Exercise 1
From the text on Twitter under Musk, return the part starting at "In recent days, Musk" and ending at "(whatever that means).".
Exercise 2
According to the text on Twitter under Musk, why is the confusion over Twitter's product changes a growing nightmare for the company itself?

Text for analysis
This has included the aforementioned bizarre reworking of an existing Twitter subscription product (Twitter Blue) which added the ability for users to pay to receive a blue checkmark the platform had previously applied only to high profile and other notable accounts to act as a verification and authenticity signal (not a revenue driver) — but without Twitter performing any verification check of these paying customers identities at all.

Impersonation chaos immediately ensued — as did more chaos: An “official” badge/second grey checkmark was rushed out by certain staff at Twitter, seemingly in a bid to reapply a layer of critical verification to key accounts, yet got killed almost immediately by Musk with little public explanation.

By Friday, the platform appeared to have paused the Blue subscription after widespread abuse of the paid verification feature — although Musk also tweeted that it would “probably” return by the end of this week.

In recent days, Musk has also tweeted to suggested a raft of other incoming changes — such as stipulating mandatory parody disclosures (apparently in a bid to limit abuse of paid verifications) — and touting another feature coming “soon” that he said will involve Twitter enabling “organizations to identify which other Twitter accounts are actually associated with them” (whatever that means).

One Twitter staffer — apparently elevated to help implement Musk’s radical rethink of Twitter Blue — recently tweeted that “there are no sacred cows in product at Twitter anymore”.

Musk’s take on the new modus operandi was blunter: He tweeted last week that Twitter “will do lots of dumb things in the coming months” — and “keep what works & change what doesn’t”.

If that’s not a red rag encouraging a regulatory clamp down, nothing is…

It’s anyone’s guess what’s actually going on with Twitter product development. But that’s not just a problem for confused Twitter users (and advertisers) trying to understand how the platform is changing and what it might mean for the quality of the information being surfaced, it’s a growing nightmare for Twitter — exactly because the company has legal obligations to keep regulators informed.

If it fails to do that it’ll be compliance cost and risk spiralling out of control — with the potential for a total car crash scenario smashing the business (per the internal lawyer’s note to Twitter employees obtained by the Verge last week, an FTC penalty for Twitter breaching the consent order could run into the billions of dollars); and smashing any remaining staff who are exposed to personal liability (such as those agreeing to work in ways that run counter to the terms of the FTC consent decree).

Records supplied

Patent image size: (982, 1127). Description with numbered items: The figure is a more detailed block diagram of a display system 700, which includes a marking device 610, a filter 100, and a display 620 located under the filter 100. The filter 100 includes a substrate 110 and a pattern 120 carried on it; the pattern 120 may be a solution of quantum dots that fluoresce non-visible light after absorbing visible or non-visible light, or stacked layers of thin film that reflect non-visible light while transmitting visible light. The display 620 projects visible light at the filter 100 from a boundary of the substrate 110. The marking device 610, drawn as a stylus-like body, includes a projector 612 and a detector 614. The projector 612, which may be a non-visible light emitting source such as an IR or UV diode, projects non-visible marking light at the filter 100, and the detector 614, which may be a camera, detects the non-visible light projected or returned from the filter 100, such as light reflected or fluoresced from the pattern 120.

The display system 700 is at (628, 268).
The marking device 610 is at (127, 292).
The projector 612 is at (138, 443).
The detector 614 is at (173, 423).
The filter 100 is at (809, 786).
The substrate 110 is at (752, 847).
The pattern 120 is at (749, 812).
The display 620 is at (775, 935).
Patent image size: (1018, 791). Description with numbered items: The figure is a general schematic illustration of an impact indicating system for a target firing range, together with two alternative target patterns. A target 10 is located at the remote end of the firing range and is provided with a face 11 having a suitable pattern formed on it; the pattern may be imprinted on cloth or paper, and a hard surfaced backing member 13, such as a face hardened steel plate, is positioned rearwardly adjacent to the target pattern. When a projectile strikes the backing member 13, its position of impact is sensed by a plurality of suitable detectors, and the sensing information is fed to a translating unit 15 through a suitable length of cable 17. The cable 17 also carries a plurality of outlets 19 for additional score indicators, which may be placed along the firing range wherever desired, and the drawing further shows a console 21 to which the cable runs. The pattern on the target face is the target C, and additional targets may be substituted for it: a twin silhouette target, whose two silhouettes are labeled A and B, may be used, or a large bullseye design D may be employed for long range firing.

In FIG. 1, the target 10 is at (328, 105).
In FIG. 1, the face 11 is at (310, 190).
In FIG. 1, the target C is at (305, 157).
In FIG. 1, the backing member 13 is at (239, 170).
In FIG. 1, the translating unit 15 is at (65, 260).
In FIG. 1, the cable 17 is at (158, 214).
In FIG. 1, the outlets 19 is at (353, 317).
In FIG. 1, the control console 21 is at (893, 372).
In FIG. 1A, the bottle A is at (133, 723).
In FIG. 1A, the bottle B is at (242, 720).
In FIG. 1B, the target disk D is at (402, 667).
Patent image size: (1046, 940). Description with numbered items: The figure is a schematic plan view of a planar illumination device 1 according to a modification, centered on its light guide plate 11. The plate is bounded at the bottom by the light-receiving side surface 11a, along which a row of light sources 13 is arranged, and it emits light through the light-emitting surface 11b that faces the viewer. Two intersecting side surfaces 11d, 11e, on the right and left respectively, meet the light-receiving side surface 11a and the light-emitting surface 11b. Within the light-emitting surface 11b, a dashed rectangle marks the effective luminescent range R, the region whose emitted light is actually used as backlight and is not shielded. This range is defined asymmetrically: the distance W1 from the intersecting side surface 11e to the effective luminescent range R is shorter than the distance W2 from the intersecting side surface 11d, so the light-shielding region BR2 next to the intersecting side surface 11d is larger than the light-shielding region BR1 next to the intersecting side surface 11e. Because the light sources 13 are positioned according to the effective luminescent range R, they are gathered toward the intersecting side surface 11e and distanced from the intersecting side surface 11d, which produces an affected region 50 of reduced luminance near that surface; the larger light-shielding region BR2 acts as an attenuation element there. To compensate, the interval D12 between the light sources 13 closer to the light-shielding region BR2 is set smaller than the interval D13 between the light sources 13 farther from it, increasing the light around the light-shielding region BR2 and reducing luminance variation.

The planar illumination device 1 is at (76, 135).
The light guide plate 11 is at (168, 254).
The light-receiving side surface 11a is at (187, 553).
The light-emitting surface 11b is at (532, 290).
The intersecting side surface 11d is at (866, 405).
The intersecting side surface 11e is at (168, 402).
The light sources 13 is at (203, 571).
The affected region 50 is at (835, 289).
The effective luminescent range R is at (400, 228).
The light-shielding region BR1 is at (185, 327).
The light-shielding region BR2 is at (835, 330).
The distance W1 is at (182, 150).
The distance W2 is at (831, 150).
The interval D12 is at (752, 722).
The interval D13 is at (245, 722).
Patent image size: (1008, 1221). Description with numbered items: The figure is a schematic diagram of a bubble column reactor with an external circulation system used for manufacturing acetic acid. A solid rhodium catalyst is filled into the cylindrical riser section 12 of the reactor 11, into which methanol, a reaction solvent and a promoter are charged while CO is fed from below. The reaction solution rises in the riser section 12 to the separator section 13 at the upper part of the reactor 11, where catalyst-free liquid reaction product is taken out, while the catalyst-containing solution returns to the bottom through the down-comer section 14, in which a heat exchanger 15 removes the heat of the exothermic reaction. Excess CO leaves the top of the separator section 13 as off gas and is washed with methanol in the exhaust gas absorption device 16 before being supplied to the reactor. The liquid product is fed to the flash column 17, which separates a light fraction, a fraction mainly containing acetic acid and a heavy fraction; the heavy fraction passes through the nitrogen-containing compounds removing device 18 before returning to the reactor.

Answer space 1
In recent days, Musk has also tweeted to suggested a raft of other incoming changes — such as stipulating mandatory parody disclosures (apparently in a bid to limit abuse of paid verifications) — and touting another feature coming “soon” that he said will involve Twitter enabling “organizations to identify which other Twitter accounts are actually associated with them” (whatever that means).

Answer space 2
Twitter has legal obligations to keep regulators informed about how the platform is changing. If it fails to do so, compliance cost and risk could spiral out of control. An FTC penalty for breaching the consent order could run into the billions of dollars, and remaining staff could face personal liability.